* _Description of the task_: Check every line below for the word "flow" and show those that hold it.

------ Recorded data

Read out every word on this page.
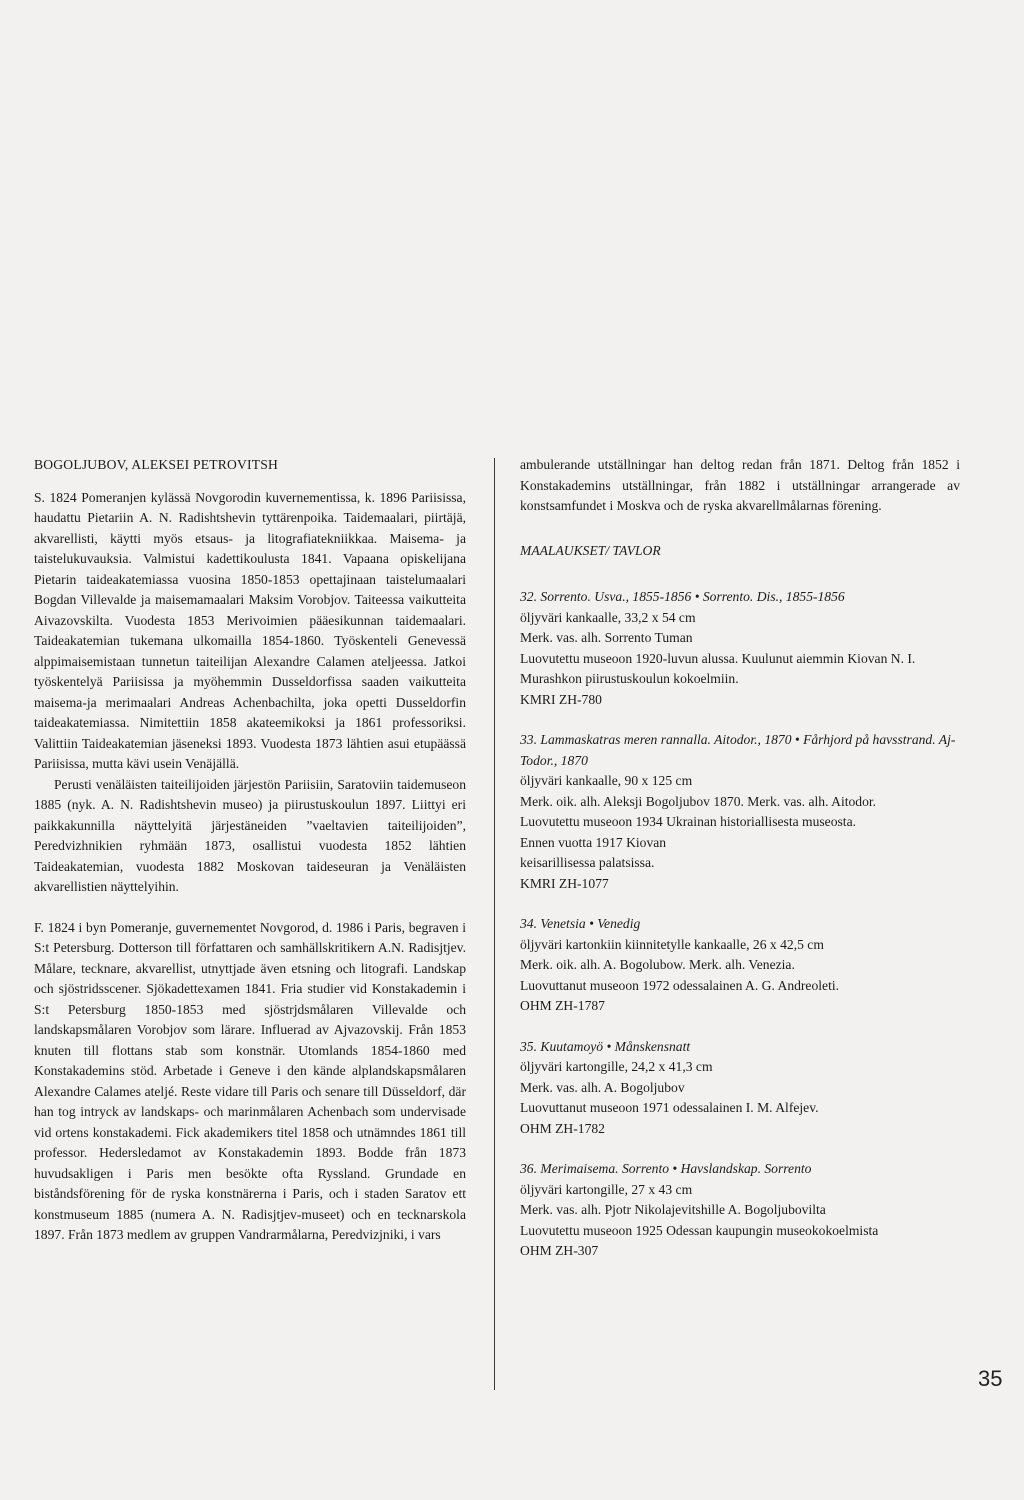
BOGOLJUBOV, ALEKSEI PETROVITSH

S. 1824 Pomeranjen kylässä Novgorodin kuvernementissa, k. 1896 Pariisissa, haudattu Pietariin A. N. Radishtshevin tyttärenpoika. Taidemaalari, piirtäjä, akvarellisti, käytti myös etsaus- ja litografiatekniikkaa. Maisema- ja taistelukuvauksia. Valmistui kadettikoulusta 1841. Vapaana opiskelijana Pietarin taideakatemiassa vuosina 1850-1853 opettajinaan taistelumaalari Bogdan Villevalde ja maisemamaalari Maksim Vorobjov. Taiteessa vaikutteita Aivazovskilta. Vuodesta 1853 Merivoimien pääesikunnan taidemaalari. Taideakatemian tukemana ulkomailla 1854-1860. Työskenteli Genevessä alppimaisemistaan tunnetun taiteilijan Alexandre Calamen ateljeessa. Jatkoi työskentelyä Pariisissa ja myöhemmin Dusseldorfissa saaden vaikutteita maisema-ja merimaalari Andreas Achenbachilta, joka opetti Dusseldorfin taideakatemiassa. Nimitettiin 1858 akateemikoksi ja 1861 professoriksi. Valittiin Taideakatemian jäseneksi 1893. Vuodesta 1873 lähtien asui etupäässä Pariisissa, mutta kävi usein Venäjällä.

Perusti venäläisten taiteilijoiden järjestön Pariisiin, Saratoviin taidemuseon 1885 (nyk. A. N. Radishtshevin museo) ja piirustuskoulun 1897. Liittyi eri paikkakunnilla näyttelyitä järjestäneiden ”vaeltavien taiteilijoiden”, Peredvizhnikien ryhmään 1873, osallistui vuodesta 1852 lähtien Taideakatemian, vuodesta 1882 Moskovan taideseuran ja Venäläisten akvarellistien näyttelyihin.

F. 1824 i byn Pomeranje, guvernementet Novgorod, d. 1986 i Paris, begraven i S:t Petersburg. Dotterson till författaren och samhällskritikern A.N. Radisjtjev. Målare, tecknare, akvarellist, utnyttjade även etsning och litografi. Landskap och sjöstridsscener. Sjökadettexamen 1841. Fria studier vid Konstakademin i S:t Petersburg 1850-1853 med sjöstrjdsmålaren Villevalde och landskapsmålaren Vorobjov som lärare. Influerad av Ajvazovskij. Från 1853 knuten till flottans stab som konstnär. Utomlands 1854-1860 med Konstakademins stöd. Arbetade i Geneve i den kände alplandskapsmålaren Alexandre Calames ateljé. Reste vidare till Paris och senare till Düsseldorf, där han tog intryck av landskaps- och marinmålaren Achenbach som undervisade vid ortens konstakademi. Fick akademikers titel 1858 och utnämndes 1861 till professor. Hedersledamot av Konstakademin 1893. Bodde från 1873 huvudsakligen i Paris men besökte ofta Ryssland. Grundade en biståndsförening för de ryska konstnärerna i Paris, och i staden Saratov ett konstmuseum 1885 (numera A. N. Radisjtjev-museet) och en tecknarskola 1897. Från 1873 medlem av gruppen Vandrarmålarna, Peredvizjniki, i vars

ambulerande utställningar han deltog redan från 1871. Deltog från 1852 i Konstakademins utställningar, från 1882 i utställningar arrangerade av konstsamfundet i Moskva och de ryska akvarellmålarnas förening.

MAALAUKSET/ TAVLOR

32. Sorrento. Usva., 1855-1856 • Sorrento. Dis., 1855-1856
öljyväri kankaalle, 33,2 x 54 cm
Merk. vas. alh. Sorrento Tuman
Luovutettu museoon 1920-luvun alussa. Kuulunut aiemmin Kiovan N. I. Murashkon piirustuskoulun kokoelmiin.
KMRI ZH-780
33. Lammaskatras meren rannalla. Aitodor., 1870 • Fårhjord på havsstrand. Aj-Todor., 1870
öljyväri kankaalle, 90 x 125 cm
Merk. oik. alh. Aleksji Bogoljubov 1870. Merk. vas. alh. Aitodor.
Luovutettu museoon 1934 Ukrainan historiallisesta museosta.
Ennen vuotta 1917 Kiovan
keisarillisessa palatsissa.
KMRI ZH-1077
34. Venetsia • Venedig
öljyväri kartonkiin kiinnitetylle kankaalle, 26 x 42,5 cm
Merk. oik. alh. A. Bogolubow. Merk. alh. Venezia.
Luovuttanut museoon 1972 odessalainen A. G. Andreoleti.
OHM ZH-1787
35. Kuutamoyö • Månskensnatt
öljyväri kartongille, 24,2 x 41,3 cm
Merk. vas. alh. A. Bogoljubov
Luovuttanut museoon 1971 odessalainen I. M. Alfejev.
OHM ZH-1782
36. Merimaisema. Sorrento • Havslandskap. Sorrento
öljyväri kartongille, 27 x 43 cm
Merk. vas. alh. Pjotr Nikolajevitshille A. Bogoljubovilta
Luovutettu museoon 1925 Odessan kaupungin museokokoelmista
OHM ZH-307
35
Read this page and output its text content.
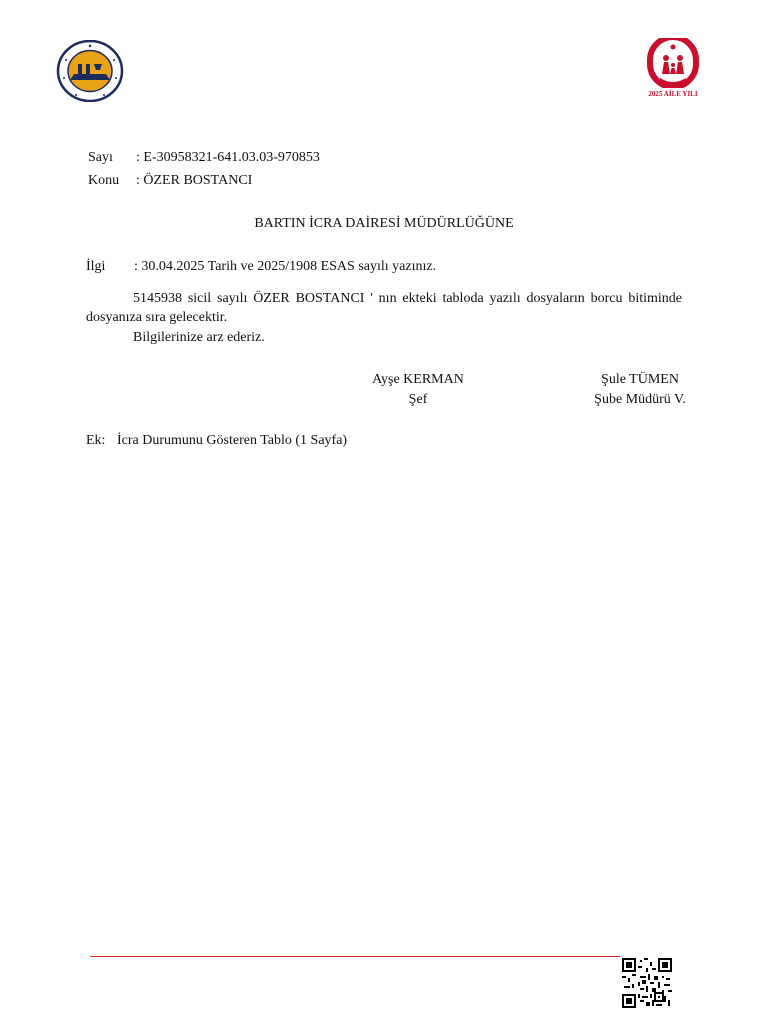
2025 AİLE YILI
Sayı : E-30958321-641.03.03-970853
Konu : ÖZER BOSTANCI
BARTIN İCRA DAİRESİ MÜDÜRLÜĞÜNE
İlgi : 30.04.2025 Tarih ve 2025/1908 ESAS sayılı yazınız.
5145938 sicil sayılı ÖZER BOSTANCI ' nın ekteki tabloda yazılı dosyaların borcu bitiminde dosyanıza sıra gelecektir.
Bilgilerinize arz ederiz.
Ayşe KERMAN
Şef
Şule TÜMEN
Şube Müdürü V.
Ek: İcra Durumunu Gösteren Tablo (1 Sayfa)
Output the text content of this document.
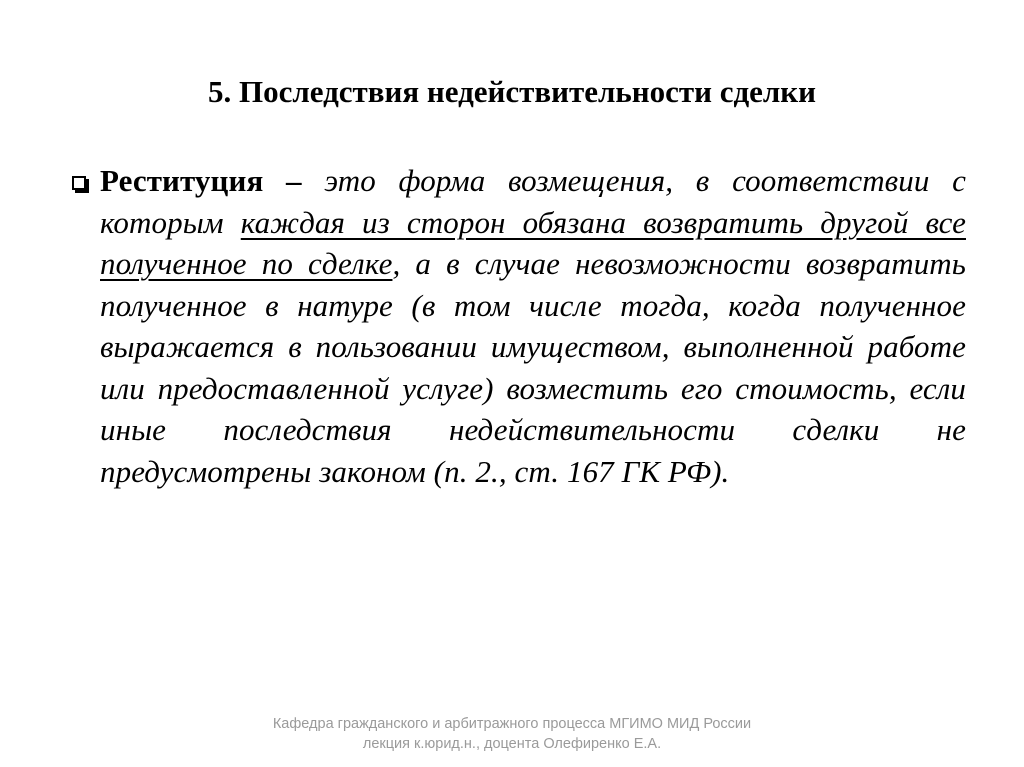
5. Последствия недействительности сделки
Реституция – это форма возмещения, в соответствии с которым каждая из сторон обязана возвратить другой все полученное по сделке, а в случае невозможности возвратить полученное в натуре (в том числе тогда, когда полученное выражается в пользовании имуществом, выполненной работе или предоставленной услуге) возместить его стоимость, если иные последствия недействительности сделки не предусмотрены законом (п. 2., ст. 167 ГК РФ).
Кафедра гражданского и арбитражного процесса МГИМО МИД России
лекция к.юрид.н., доцента Олефиренко Е.А.
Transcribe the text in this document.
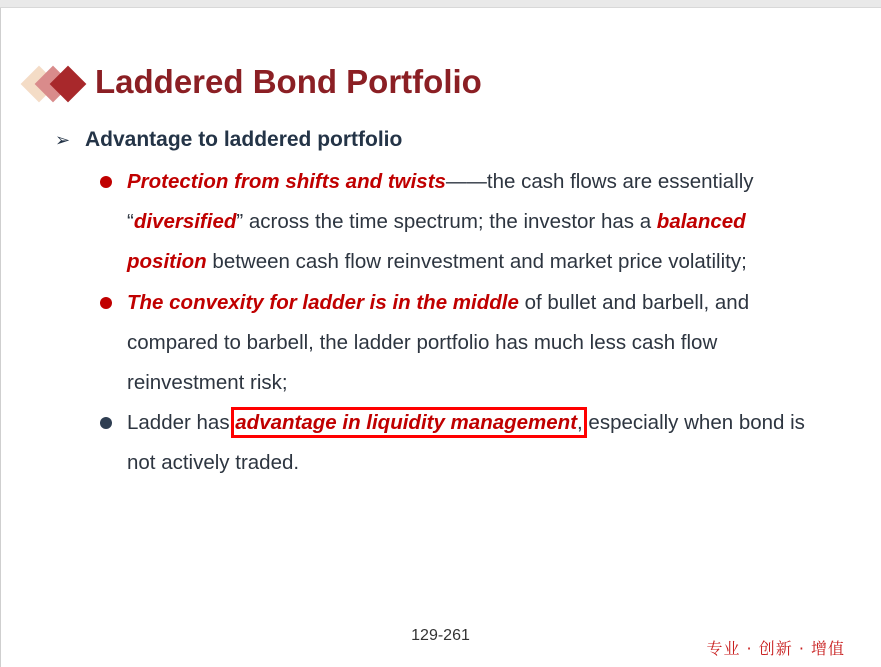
Laddered Bond Portfolio
➢ Advantage to laddered portfolio
Protection from shifts and twists——the cash flows are essentially “diversified” across the time spectrum; the investor has a balanced position between cash flow reinvestment and market price volatility;
The convexity for ladder is in the middle of bullet and barbell, and compared to barbell, the ladder portfolio has much less cash flow reinvestment risk;
Ladder has advantage in liquidity management, especially when bond is not actively traded.
129-261
专业 · 创新 · 增值
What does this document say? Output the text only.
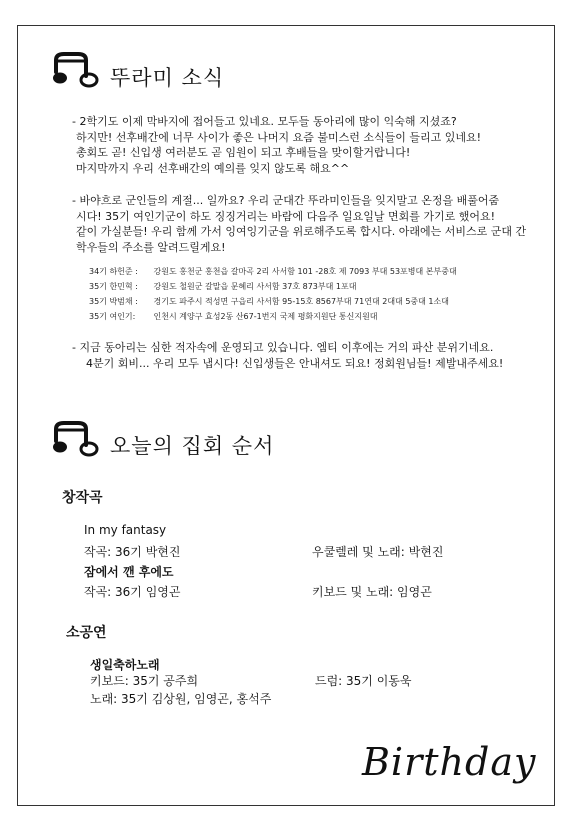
뚜라미 소식
- 2학기도 이제 막바지에 접어들고 있네요. 모두들 동아리에 많이 익숙해 지셨죠?
하지만! 선후배간에 너무 사이가 좋은 나머지 요즘 불미스런 소식들이 들리고 있네요!
총회도 곧! 신입생 여러분도 곧 임원이 되고 후배들을 맞이할거랍니다!
마지막까지 우리 선후배간의 예의를 잊지 않도록 해요^^
- 바야흐로 군인들의 계절... 일까요? 우리 군대간 뚜라미인들을 잊지말고 온정을 배풀어줌
시다! 35기 여인기군이 하도 징징거리는 바람에 다음주 일요일날 면회를 가기로 했어요!
같이 가실분들! 우리 함께 가서 잉여잉기군을 위로해주도록 합시다. 아래에는 서비스로 군대 간
학우들의 주소를 알려드릴게요!
34기 하헌준 : 강원도 홍천군 홍천읍 갈마곡 2리 사서함 101 -28호 제 7093 부대 53포병대 본부중대
35기 한민혁 : 강원도 철원군 갈말읍 문혜리 사서함 37호 873부대 1포대
35기 박범채 : 경기도 파주시 적성면 구읍리 사서함 95-15호 8567부대 71연대 2대대 5중대 1소대
35기 여인기: 인천시 계양구 효성2동 산67-1번지 국제 평화지원단 통신지원대
- 지금 동아리는 심한 적자속에 운영되고 있습니다. 엠티 이후에는 거의 파산 분위기네요.
4분기 회비... 우리 모두 냅시다! 신입생들은 안내셔도 되요! 정회원님들! 제발내주세요!
오늘의 집회 순서
창작곡
In my fantasy
작곡: 36기 박현진	우쿨렐레 및 노래: 박현진
잠에서 깬 후에도
작곡: 36기 임영곤	키보드 및 노래: 임영곤
소공연
생일축하노래
키보드: 35기 공주희	드럼: 35기 이동욱
노래: 35기 김상원, 임영곤, 홍석주
Birthday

------------

* _Final answer_:
Protection from shifts and twists——the cash flows are essentially “diversified” across the time spectrum; the investor has a balanced position between cash flow reinvestment and market price volatility;
The convexity for ladder is in the middle of bullet and barbell, and compared to barbell, the ladder portfolio has much less cash flow reinvestment risk;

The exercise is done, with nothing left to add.